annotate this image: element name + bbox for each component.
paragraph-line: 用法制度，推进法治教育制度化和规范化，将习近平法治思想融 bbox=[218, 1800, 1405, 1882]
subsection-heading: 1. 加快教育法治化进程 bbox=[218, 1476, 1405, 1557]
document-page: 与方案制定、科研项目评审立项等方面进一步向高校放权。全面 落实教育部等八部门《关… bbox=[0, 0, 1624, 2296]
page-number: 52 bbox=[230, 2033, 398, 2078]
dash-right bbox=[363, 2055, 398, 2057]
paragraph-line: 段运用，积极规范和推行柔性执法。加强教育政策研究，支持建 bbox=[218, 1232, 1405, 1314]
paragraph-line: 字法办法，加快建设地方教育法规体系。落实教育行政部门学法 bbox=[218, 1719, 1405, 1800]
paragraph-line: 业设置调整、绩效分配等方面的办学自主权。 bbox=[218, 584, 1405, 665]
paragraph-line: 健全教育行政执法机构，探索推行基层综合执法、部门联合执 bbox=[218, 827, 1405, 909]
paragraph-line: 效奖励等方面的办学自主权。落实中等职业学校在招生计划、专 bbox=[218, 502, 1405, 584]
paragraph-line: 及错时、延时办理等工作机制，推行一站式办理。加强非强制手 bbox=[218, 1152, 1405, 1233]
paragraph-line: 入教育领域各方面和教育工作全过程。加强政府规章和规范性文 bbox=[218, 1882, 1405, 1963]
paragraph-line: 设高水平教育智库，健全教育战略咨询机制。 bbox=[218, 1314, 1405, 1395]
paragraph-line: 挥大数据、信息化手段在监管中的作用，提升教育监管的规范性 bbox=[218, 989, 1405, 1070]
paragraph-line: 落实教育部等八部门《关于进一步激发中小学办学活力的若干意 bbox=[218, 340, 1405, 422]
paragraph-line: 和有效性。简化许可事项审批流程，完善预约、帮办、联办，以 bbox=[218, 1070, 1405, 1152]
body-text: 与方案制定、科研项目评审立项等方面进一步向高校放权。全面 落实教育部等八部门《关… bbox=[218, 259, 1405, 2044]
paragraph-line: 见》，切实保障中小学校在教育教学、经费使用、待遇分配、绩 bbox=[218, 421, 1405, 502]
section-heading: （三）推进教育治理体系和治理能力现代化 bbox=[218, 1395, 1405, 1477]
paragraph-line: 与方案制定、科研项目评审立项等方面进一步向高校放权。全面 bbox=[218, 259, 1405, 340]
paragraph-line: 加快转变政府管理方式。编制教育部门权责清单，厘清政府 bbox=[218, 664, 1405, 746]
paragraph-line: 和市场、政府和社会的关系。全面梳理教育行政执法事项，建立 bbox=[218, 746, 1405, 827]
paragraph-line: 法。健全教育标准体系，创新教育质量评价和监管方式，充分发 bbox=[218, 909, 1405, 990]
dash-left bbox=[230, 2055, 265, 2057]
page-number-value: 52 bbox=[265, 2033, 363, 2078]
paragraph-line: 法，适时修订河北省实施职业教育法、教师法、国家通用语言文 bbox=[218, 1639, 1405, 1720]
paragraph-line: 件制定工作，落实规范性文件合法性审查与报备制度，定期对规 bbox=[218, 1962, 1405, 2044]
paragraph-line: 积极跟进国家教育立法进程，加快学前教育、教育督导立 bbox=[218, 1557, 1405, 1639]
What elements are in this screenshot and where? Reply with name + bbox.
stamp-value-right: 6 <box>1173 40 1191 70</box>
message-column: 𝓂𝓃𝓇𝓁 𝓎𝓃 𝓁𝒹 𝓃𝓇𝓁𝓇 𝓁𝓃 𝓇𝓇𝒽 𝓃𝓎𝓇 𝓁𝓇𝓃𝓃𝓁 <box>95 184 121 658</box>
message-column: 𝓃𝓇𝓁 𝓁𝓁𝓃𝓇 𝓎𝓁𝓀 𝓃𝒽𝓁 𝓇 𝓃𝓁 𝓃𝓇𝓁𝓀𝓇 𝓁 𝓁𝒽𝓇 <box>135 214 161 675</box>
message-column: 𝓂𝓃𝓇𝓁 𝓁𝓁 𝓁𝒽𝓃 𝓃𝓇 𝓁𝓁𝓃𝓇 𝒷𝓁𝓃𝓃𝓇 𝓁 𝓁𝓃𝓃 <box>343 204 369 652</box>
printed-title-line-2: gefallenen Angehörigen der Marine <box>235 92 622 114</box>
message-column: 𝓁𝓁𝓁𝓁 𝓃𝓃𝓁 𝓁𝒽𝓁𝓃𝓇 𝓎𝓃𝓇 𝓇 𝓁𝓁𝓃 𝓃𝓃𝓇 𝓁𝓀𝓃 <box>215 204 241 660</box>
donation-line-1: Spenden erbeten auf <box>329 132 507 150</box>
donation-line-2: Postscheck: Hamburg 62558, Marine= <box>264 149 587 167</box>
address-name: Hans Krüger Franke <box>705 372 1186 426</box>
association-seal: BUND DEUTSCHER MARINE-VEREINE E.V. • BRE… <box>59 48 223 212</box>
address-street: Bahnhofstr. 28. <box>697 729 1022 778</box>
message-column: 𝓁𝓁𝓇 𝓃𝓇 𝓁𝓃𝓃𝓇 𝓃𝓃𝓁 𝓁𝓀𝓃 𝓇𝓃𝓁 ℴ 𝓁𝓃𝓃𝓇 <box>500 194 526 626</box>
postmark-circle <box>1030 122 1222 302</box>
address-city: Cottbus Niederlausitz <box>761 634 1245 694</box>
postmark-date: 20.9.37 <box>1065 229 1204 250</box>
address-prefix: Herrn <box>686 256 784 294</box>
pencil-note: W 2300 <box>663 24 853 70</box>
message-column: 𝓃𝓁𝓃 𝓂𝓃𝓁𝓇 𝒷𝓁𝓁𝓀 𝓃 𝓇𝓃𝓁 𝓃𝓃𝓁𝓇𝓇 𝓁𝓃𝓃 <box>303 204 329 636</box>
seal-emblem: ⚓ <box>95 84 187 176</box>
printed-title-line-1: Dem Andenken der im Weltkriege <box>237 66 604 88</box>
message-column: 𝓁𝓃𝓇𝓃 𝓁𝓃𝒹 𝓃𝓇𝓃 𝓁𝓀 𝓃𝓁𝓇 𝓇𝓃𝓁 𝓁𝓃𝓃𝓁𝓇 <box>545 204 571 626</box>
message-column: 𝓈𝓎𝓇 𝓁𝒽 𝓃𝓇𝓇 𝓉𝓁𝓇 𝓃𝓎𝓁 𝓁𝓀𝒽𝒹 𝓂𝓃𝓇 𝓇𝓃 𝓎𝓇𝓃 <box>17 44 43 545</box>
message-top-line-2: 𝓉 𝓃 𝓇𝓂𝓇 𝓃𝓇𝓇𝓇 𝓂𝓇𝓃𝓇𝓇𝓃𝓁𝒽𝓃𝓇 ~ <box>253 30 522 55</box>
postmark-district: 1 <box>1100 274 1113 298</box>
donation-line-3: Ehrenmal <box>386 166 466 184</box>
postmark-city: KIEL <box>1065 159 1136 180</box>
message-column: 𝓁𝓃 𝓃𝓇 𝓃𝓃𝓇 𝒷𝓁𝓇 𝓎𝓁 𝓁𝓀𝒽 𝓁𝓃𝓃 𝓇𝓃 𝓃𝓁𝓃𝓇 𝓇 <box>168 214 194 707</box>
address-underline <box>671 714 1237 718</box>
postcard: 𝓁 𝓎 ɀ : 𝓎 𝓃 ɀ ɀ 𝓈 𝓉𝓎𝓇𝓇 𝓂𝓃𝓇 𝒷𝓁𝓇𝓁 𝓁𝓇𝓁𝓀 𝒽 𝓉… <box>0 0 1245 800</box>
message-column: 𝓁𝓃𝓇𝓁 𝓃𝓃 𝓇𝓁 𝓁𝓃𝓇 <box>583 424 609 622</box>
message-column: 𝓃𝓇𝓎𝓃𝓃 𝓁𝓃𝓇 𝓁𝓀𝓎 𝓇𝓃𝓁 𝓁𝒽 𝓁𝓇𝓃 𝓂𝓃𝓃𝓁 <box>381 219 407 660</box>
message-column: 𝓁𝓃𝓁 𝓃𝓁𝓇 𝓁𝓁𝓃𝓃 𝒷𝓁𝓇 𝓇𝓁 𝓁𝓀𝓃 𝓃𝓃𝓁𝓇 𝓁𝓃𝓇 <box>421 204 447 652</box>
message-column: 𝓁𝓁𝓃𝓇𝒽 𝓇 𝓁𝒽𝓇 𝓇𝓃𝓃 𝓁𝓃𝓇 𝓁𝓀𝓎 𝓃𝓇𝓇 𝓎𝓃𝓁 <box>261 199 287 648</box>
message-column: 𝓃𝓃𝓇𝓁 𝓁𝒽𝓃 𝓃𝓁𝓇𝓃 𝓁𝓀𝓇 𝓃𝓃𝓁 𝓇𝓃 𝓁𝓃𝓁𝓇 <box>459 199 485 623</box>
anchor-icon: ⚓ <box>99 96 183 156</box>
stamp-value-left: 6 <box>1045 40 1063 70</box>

* [PROBLEM TO SOLVE]: Copy the records from their first line through the line with "1070, 1405, 1152]", changing "paragraph-line" to "text-line" each time it appears and keeping everything else the same.

* [THE RESPONSE]:
annotate this image: element name + bbox for each component.
text-line: 用法制度，推进法治教育制度化和规范化，将习近平法治思想融 bbox=[218, 1800, 1405, 1882]
subsection-heading: 1. 加快教育法治化进程 bbox=[218, 1476, 1405, 1557]
document-page: 与方案制定、科研项目评审立项等方面进一步向高校放权。全面 落实教育部等八部门《关… bbox=[0, 0, 1624, 2296]
page-number: 52 bbox=[230, 2033, 398, 2078]
dash-right bbox=[363, 2055, 398, 2057]
text-line: 段运用，积极规范和推行柔性执法。加强教育政策研究，支持建 bbox=[218, 1232, 1405, 1314]
text-line: 字法办法，加快建设地方教育法规体系。落实教育行政部门学法 bbox=[218, 1719, 1405, 1800]
text-line: 业设置调整、绩效分配等方面的办学自主权。 bbox=[218, 584, 1405, 665]
text-line: 健全教育行政执法机构，探索推行基层综合执法、部门联合执 bbox=[218, 827, 1405, 909]
text-line: 效奖励等方面的办学自主权。落实中等职业学校在招生计划、专 bbox=[218, 502, 1405, 584]
text-line: 及错时、延时办理等工作机制，推行一站式办理。加强非强制手 bbox=[218, 1152, 1405, 1233]
text-line: 入教育领域各方面和教育工作全过程。加强政府规章和规范性文 bbox=[218, 1882, 1405, 1963]
text-line: 设高水平教育智库，健全教育战略咨询机制。 bbox=[218, 1314, 1405, 1395]
text-line: 挥大数据、信息化手段在监管中的作用，提升教育监管的规范性 bbox=[218, 989, 1405, 1070]
text-line: 落实教育部等八部门《关于进一步激发中小学办学活力的若干意 bbox=[218, 340, 1405, 422]
text-line: 和有效性。简化许可事项审批流程，完善预约、帮办、联办，以 bbox=[218, 1070, 1405, 1152]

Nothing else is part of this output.